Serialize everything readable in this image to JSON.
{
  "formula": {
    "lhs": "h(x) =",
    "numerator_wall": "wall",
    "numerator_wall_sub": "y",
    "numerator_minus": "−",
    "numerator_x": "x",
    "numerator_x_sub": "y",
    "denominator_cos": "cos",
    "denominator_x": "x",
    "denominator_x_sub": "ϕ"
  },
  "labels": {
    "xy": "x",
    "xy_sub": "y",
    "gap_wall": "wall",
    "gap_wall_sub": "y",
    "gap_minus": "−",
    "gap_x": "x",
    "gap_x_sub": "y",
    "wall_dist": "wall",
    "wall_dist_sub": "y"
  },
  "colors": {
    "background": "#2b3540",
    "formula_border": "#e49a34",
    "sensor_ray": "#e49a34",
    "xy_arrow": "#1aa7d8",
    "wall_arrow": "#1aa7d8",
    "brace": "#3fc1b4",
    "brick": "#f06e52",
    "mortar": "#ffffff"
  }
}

■ Task goal ■
Your task is to reproduce all of the records exactly.

■ Task solution ■
Serialize everything readable in this image to JSON.
{
  "formula": {
    "lhs": "h(x) =",
    "numerator_wall": "wall",
    "numerator_wall_sub": "y",
    "numerator_minus": "−",
    "numerator_x": "x",
    "numerator_x_sub": "y",
    "denominator_cos": "cos",
    "denominator_x": "x",
    "denominator_x_sub": "ϕ"
  },
  "labels": {
    "xy": "x",
    "xy_sub": "y",
    "gap_wall": "wall",
    "gap_wall_sub": "y",
    "gap_minus": "−",
    "gap_x": "x",
    "gap_x_sub": "y",
    "wall_dist": "wall",
    "wall_dist_sub": "y"
  },
  "colors": {
    "background": "#2b3540",
    "formula_border": "#e49a34",
    "sensor_ray": "#e49a34",
    "xy_arrow": "#1aa7d8",
    "wall_arrow": "#1aa7d8",
    "brace": "#3fc1b4",
    "brick": "#f06e52",
    "mortar": "#ffffff"
  }
}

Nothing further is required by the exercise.